Data excerpts:
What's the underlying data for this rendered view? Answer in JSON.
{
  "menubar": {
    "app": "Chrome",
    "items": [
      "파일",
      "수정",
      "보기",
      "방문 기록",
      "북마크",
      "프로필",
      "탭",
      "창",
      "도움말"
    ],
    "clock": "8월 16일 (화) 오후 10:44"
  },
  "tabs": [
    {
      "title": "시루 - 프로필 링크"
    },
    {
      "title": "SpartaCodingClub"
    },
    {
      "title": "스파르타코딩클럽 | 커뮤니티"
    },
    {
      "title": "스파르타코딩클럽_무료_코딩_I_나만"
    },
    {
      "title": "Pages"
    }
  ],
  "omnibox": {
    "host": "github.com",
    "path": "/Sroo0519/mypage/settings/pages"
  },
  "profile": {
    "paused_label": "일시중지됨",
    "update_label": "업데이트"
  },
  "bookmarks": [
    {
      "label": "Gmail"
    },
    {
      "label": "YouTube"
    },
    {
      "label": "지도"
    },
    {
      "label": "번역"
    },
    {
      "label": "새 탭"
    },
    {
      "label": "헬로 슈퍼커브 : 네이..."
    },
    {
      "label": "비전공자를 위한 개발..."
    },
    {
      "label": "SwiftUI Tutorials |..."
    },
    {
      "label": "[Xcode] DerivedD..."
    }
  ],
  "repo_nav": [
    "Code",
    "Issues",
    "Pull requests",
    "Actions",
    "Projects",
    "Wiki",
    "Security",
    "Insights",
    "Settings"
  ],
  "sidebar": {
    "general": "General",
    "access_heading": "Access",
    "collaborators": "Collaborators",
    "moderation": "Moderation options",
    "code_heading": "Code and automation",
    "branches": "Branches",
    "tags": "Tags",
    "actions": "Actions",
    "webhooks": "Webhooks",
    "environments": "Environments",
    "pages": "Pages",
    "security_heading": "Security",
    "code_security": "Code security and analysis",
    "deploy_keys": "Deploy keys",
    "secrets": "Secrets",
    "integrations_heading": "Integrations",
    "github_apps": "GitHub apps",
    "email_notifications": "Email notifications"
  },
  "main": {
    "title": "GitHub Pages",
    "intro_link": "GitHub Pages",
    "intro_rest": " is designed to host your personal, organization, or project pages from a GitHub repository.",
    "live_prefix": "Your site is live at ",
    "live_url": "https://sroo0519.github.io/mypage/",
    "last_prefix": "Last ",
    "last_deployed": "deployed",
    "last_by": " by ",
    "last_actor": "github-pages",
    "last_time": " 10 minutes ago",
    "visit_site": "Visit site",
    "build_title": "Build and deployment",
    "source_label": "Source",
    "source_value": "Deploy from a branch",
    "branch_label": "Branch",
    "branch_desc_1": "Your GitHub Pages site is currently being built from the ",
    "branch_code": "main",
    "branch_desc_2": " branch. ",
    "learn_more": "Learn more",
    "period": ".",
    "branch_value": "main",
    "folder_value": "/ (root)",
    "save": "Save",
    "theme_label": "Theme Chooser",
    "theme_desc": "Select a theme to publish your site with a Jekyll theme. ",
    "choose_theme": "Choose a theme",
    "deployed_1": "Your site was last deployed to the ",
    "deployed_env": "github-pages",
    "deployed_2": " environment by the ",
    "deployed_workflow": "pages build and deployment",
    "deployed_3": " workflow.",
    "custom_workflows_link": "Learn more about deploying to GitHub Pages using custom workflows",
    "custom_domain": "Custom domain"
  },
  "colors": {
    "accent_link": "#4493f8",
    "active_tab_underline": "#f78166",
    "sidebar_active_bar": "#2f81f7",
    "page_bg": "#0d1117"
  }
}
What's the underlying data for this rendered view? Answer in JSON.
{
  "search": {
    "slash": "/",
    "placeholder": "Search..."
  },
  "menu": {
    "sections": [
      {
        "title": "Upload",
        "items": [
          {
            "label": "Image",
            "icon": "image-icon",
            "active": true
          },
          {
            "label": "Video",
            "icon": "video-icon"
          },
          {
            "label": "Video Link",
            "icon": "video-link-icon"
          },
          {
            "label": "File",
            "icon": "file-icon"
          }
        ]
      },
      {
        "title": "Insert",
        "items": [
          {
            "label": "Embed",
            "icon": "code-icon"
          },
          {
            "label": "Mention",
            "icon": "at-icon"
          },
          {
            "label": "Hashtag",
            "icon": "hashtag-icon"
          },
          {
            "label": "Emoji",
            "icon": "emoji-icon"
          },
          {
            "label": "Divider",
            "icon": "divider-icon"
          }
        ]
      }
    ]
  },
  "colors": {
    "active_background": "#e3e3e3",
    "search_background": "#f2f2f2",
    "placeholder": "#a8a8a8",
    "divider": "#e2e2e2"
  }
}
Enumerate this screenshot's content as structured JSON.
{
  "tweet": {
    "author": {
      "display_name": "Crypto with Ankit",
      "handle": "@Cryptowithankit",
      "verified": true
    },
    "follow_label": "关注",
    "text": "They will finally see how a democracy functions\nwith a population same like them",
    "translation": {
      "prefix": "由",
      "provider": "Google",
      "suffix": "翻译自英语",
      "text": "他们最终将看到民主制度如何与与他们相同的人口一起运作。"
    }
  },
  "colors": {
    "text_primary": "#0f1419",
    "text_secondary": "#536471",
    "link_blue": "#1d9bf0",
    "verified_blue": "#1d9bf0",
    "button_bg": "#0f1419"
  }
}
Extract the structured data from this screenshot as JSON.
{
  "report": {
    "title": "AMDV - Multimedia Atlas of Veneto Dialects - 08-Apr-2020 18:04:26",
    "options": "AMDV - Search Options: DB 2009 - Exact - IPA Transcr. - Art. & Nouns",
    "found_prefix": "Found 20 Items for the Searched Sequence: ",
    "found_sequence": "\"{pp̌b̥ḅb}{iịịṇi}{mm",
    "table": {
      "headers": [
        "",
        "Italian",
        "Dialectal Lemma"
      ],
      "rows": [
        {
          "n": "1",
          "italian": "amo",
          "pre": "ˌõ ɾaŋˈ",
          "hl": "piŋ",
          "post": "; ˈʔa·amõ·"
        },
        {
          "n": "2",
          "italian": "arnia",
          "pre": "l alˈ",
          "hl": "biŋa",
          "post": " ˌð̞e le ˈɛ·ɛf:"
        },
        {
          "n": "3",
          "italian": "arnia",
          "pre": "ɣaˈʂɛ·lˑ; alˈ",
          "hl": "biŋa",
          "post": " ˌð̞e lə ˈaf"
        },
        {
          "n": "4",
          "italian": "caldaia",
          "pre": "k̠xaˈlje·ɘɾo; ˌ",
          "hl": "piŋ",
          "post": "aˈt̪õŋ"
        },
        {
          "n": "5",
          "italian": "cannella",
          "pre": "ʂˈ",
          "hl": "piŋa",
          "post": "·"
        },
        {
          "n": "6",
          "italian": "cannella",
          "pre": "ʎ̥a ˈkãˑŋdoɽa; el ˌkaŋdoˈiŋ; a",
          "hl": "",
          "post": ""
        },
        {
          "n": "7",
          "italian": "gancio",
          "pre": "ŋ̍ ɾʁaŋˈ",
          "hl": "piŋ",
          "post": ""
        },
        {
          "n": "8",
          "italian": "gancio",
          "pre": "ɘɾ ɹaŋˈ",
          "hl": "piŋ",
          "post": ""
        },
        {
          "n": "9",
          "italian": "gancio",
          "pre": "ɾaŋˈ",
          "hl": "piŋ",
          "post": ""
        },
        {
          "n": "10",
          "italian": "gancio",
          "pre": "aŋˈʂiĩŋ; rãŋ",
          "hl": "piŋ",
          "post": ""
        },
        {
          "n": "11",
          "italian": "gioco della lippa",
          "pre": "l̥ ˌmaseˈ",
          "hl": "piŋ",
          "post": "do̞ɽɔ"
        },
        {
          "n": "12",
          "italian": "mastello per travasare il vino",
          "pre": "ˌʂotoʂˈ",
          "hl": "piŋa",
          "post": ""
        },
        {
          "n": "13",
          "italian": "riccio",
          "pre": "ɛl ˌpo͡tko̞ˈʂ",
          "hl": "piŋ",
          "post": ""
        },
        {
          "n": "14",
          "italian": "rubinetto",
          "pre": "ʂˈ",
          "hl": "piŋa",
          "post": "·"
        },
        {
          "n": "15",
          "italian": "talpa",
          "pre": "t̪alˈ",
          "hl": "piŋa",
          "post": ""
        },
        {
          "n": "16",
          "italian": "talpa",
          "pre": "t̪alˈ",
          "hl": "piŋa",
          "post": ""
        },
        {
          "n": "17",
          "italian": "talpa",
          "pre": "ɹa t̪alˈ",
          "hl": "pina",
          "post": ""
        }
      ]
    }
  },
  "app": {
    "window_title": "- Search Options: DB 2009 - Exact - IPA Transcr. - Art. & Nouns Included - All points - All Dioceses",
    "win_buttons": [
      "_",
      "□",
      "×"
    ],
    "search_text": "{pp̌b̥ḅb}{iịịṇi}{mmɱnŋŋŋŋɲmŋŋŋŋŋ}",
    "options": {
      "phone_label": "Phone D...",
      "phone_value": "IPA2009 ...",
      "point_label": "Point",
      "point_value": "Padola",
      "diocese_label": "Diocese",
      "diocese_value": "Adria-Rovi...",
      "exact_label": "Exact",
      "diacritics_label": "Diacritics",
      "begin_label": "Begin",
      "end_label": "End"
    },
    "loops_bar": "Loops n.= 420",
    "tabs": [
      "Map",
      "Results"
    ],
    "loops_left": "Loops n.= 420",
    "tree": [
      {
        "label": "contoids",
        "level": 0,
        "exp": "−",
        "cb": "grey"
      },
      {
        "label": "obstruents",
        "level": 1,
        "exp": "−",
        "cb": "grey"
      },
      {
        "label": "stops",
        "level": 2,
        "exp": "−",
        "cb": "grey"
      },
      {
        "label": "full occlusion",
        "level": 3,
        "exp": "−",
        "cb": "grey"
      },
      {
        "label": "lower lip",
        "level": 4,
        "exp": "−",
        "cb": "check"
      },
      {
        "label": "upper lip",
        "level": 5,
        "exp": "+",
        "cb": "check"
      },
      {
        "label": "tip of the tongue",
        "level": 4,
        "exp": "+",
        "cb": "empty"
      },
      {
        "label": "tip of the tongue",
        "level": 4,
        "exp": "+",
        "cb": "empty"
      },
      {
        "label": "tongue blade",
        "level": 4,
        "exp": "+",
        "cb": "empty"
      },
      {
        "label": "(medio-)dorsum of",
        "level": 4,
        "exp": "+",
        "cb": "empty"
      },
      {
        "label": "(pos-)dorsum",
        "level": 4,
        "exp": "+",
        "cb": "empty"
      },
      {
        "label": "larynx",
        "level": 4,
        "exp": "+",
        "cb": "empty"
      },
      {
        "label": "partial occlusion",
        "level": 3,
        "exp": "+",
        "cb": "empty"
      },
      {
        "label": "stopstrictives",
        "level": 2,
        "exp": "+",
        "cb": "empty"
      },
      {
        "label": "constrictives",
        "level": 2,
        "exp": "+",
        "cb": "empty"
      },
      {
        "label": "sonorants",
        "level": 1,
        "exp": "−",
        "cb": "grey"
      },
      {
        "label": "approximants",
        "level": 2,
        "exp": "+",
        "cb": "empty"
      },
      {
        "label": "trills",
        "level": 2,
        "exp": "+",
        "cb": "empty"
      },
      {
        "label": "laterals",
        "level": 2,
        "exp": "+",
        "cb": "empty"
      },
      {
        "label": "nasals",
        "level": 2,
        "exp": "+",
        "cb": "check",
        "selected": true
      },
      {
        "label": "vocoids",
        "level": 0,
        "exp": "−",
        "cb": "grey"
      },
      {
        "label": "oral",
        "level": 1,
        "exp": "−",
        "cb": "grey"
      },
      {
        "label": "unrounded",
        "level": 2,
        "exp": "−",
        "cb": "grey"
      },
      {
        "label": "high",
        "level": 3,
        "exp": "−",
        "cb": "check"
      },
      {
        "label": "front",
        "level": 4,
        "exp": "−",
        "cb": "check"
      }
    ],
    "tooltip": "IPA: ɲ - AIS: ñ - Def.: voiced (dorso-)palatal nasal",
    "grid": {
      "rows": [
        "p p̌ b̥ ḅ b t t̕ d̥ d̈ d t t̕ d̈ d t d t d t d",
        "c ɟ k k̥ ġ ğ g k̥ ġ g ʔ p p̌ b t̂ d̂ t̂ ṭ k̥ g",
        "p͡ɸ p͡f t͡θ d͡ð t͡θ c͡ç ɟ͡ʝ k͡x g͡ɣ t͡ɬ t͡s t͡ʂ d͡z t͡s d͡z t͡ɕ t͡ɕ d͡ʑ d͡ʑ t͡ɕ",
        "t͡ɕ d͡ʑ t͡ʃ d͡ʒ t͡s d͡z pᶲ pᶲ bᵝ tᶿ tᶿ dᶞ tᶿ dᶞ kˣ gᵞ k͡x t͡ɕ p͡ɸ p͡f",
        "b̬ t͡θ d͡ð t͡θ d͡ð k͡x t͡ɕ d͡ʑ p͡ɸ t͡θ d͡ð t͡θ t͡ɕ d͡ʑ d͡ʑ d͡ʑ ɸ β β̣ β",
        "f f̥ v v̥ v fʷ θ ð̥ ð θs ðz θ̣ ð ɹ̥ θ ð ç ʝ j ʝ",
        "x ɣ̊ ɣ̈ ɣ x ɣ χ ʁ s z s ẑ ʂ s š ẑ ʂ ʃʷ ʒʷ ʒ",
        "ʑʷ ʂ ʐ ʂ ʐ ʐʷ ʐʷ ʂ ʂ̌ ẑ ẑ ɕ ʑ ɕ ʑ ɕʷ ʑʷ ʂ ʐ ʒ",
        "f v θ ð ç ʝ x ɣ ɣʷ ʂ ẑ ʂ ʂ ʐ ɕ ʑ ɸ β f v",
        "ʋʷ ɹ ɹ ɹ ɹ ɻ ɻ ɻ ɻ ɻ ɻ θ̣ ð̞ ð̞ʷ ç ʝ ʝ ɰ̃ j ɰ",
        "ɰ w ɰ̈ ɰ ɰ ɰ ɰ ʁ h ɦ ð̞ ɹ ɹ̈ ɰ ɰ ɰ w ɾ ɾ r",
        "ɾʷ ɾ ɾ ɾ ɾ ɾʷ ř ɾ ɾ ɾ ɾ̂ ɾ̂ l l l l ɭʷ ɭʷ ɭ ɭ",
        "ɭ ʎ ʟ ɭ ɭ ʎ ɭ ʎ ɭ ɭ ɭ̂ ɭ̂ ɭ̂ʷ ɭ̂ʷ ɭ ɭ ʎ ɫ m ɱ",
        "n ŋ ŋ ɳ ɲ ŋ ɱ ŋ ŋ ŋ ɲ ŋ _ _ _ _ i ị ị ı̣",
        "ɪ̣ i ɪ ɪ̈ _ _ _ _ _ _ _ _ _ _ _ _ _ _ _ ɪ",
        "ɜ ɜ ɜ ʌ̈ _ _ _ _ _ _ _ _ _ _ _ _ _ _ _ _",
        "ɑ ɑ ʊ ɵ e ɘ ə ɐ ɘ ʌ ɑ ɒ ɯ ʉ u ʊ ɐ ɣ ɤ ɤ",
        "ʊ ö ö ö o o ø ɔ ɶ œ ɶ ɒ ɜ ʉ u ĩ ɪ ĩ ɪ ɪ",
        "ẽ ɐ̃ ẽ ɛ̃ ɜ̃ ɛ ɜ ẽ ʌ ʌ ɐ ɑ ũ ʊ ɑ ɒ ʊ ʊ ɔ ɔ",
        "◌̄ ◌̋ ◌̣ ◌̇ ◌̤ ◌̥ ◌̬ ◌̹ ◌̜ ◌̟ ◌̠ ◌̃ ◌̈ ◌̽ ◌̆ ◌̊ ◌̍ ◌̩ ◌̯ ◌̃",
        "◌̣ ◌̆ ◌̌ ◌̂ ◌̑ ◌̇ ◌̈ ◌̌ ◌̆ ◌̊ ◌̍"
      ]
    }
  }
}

Problem to work on: Give only the number of lines in the data that include the string "AMDV".

Task response: 2